- _Given instruction_
Please work out how many lines in the material contain "JSON" and give only that figure.

Stored data entries:

--- Begin ---

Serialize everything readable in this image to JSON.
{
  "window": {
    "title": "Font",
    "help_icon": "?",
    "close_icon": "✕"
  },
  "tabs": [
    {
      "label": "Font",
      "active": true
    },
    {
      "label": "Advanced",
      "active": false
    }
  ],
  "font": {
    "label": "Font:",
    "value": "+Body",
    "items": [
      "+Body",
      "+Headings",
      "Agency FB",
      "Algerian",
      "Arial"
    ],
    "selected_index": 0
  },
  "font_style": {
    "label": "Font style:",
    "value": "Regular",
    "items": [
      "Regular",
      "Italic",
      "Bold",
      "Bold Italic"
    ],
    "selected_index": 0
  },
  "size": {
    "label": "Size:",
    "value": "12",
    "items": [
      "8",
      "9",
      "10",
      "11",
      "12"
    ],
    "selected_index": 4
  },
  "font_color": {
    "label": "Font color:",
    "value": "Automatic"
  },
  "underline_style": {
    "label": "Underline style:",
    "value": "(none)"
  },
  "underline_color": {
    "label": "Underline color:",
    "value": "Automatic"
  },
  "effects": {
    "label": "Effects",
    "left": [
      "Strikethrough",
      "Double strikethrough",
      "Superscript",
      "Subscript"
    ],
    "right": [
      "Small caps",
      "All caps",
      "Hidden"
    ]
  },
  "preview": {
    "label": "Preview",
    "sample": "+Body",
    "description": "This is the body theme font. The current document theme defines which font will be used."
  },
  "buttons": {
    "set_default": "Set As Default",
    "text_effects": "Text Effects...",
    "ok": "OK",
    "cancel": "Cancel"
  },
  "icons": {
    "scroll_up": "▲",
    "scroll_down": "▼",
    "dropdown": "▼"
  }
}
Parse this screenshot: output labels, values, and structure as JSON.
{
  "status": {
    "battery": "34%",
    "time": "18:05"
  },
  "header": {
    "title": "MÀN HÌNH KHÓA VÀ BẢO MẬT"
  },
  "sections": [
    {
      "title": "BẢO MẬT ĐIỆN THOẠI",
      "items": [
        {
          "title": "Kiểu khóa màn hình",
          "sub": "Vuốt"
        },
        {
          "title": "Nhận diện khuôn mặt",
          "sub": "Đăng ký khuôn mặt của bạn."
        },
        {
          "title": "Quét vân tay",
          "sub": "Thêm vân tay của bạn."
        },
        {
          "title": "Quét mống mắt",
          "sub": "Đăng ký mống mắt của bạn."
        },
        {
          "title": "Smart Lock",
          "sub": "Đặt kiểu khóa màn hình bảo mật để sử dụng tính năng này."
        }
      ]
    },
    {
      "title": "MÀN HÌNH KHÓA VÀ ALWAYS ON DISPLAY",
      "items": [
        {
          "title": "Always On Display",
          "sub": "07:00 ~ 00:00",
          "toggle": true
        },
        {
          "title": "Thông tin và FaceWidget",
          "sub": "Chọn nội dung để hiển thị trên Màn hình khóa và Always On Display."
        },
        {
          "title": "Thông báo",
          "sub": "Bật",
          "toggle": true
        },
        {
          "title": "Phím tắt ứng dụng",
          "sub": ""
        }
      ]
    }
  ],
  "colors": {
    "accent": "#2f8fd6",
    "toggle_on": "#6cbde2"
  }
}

--- End ---

- _The reply_
2